**TASK INSTRUCTIONS**
Each entry needs to be restated exactly as written.

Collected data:
** START **

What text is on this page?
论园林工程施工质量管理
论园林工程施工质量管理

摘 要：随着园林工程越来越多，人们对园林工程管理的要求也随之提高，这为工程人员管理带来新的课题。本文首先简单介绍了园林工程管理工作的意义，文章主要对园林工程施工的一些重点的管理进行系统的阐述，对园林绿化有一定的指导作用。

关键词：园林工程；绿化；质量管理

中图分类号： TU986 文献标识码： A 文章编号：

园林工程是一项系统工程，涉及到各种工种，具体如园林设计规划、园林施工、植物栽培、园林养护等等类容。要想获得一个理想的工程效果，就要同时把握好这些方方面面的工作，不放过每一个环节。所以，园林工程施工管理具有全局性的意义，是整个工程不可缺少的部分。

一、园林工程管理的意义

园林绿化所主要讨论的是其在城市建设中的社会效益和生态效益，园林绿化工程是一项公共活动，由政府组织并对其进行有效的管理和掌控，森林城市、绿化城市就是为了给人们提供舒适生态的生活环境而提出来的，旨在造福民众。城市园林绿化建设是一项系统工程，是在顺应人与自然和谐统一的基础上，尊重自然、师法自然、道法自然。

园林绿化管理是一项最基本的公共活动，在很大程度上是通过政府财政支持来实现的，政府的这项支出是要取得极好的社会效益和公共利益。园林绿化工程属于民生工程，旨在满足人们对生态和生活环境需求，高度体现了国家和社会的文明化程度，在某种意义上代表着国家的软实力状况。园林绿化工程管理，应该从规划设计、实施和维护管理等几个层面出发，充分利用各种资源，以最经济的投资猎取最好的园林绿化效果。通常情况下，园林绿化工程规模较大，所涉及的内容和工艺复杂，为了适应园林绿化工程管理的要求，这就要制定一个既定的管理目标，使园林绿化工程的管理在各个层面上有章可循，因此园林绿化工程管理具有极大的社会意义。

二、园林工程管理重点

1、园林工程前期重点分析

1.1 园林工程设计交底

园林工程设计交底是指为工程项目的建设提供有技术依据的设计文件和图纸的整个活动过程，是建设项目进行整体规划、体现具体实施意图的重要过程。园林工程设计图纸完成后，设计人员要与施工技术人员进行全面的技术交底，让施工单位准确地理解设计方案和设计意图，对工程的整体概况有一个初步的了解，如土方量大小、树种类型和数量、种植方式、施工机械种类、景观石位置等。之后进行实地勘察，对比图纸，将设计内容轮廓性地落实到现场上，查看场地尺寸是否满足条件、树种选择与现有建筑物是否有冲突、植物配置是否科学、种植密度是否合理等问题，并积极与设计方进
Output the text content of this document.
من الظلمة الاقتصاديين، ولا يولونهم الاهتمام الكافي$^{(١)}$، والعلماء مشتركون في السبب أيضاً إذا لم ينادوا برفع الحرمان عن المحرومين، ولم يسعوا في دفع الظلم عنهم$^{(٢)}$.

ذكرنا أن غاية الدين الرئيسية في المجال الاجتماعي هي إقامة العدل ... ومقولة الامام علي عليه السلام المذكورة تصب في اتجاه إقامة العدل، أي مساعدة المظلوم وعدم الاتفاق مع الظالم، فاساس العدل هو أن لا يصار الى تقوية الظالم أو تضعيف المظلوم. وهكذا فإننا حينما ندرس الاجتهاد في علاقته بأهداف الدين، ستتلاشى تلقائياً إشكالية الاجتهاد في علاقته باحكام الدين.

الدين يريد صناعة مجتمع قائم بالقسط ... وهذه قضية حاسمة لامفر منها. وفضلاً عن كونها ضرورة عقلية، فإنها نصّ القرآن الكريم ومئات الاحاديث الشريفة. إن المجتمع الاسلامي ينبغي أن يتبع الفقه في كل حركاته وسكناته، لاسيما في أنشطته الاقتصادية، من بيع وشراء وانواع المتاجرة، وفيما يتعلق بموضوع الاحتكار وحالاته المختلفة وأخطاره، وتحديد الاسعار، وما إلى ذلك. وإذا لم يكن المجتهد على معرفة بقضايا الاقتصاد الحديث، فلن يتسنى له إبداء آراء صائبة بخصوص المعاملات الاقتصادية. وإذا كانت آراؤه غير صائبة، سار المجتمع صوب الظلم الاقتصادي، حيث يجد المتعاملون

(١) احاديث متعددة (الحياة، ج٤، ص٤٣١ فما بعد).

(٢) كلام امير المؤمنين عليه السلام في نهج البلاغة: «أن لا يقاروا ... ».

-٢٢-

** END **

**RESPONSE BELOW**
What text is on this page?
论园林工程施工质量管理
论园林工程施工质量管理

摘 要：随着园林工程越来越多，人们对园林工程管理的要求也随之提高，这为工程人员管理带来新的课题。本文首先简单介绍了园林工程管理工作的意义，文章主要对园林工程施工的一些重点的管理进行系统的阐述，对园林绿化有一定的指导作用。

关键词：园林工程；绿化；质量管理

中图分类号： TU986 文献标识码： A 文章编号：

园林工程是一项系统工程，涉及到各种工种，具体如园林设计规划、园林施工、植物栽培、园林养护等等类容。要想获得一个理想的工程效果，就要同时把握好这些方方面面的工作，不放过每一个环节。所以，园林工程施工管理具有全局性的意义，是整个工程不可缺少的部分。

一、园林工程管理的意义

园林绿化所主要讨论的是其在城市建设中的社会效益和生态效益，园林绿化工程是一项公共活动，由政府组织并对其进行有效的管理和掌控，森林城市、绿化城市就是为了给人们提供舒适生态的生活环境而提出来的，旨在造福民众。城市园林绿化建设是一项系统工程，是在顺应人与自然和谐统一的基础上，尊重自然、师法自然、道法自然。

园林绿化管理是一项最基本的公共活动，在很大程度上是通过政府财政支持来实现的，政府的这项支出是要取得极好的社会效益和公共利益。园林绿化工程属于民生工程，旨在满足人们对生态和生活环境需求，高度体现了国家和社会的文明化程度，在某种意义上代表着国家的软实力状况。园林绿化工程管理，应该从规划设计、实施和维护管理等几个层面出发，充分利用各种资源，以最经济的投资猎取最好的园林绿化效果。通常情况下，园林绿化工程规模较大，所涉及的内容和工艺复杂，为了适应园林绿化工程管理的要求，这就要制定一个既定的管理目标，使园林绿化工程的管理在各个层面上有章可循，因此园林绿化工程管理具有极大的社会意义。

二、园林工程管理重点

1、园林工程前期重点分析

1.1 园林工程设计交底

园林工程设计交底是指为工程项目的建设提供有技术依据的设计文件和图纸的整个活动过程，是建设项目进行整体规划、体现具体实施意图的重要过程。园林工程设计图纸完成后，设计人员要与施工技术人员进行全面的技术交底，让施工单位准确地理解设计方案和设计意图，对工程的整体概况有一个初步的了解，如土方量大小、树种类型和数量、种植方式、施工机械种类、景观石位置等。之后进行实地勘察，对比图纸，将设计内容轮廓性地落实到现场上，查看场地尺寸是否满足条件、树种选择与现有建筑物是否有冲突、植物配置是否科学、种植密度是否合理等问题，并积极与设计方进
Output the text content of this document.
من الظلمة الاقتصاديين، ولا يولونهم الاهتمام الكافي$^{(١)}$، والعلماء مشتركون في السبب أيضاً إذا لم ينادوا برفع الحرمان عن المحرومين، ولم يسعوا في دفع الظلم عنهم$^{(٢)}$.

ذكرنا أن غاية الدين الرئيسية في المجال الاجتماعي هي إقامة العدل ... ومقولة الامام علي عليه السلام المذكورة تصب في اتجاه إقامة العدل، أي مساعدة المظلوم وعدم الاتفاق مع الظالم، فاساس العدل هو أن لا يصار الى تقوية الظالم أو تضعيف المظلوم. وهكذا فإننا حينما ندرس الاجتهاد في علاقته بأهداف الدين، ستتلاشى تلقائياً إشكالية الاجتهاد في علاقته باحكام الدين.

الدين يريد صناعة مجتمع قائم بالقسط ... وهذه قضية حاسمة لامفر منها. وفضلاً عن كونها ضرورة عقلية، فإنها نصّ القرآن الكريم ومئات الاحاديث الشريفة. إن المجتمع الاسلامي ينبغي أن يتبع الفقه في كل حركاته وسكناته، لاسيما في أنشطته الاقتصادية، من بيع وشراء وانواع المتاجرة، وفيما يتعلق بموضوع الاحتكار وحالاته المختلفة وأخطاره، وتحديد الاسعار، وما إلى ذلك. وإذا لم يكن المجتهد على معرفة بقضايا الاقتصاد الحديث، فلن يتسنى له إبداء آراء صائبة بخصوص المعاملات الاقتصادية. وإذا كانت آراؤه غير صائبة، سار المجتمع صوب الظلم الاقتصادي، حيث يجد المتعاملون

(١) احاديث متعددة (الحياة، ج٤، ص٤٣١ فما بعد).

(٢) كلام امير المؤمنين عليه السلام في نهج البلاغة: «أن لا يقاروا ... ».

-٢٢-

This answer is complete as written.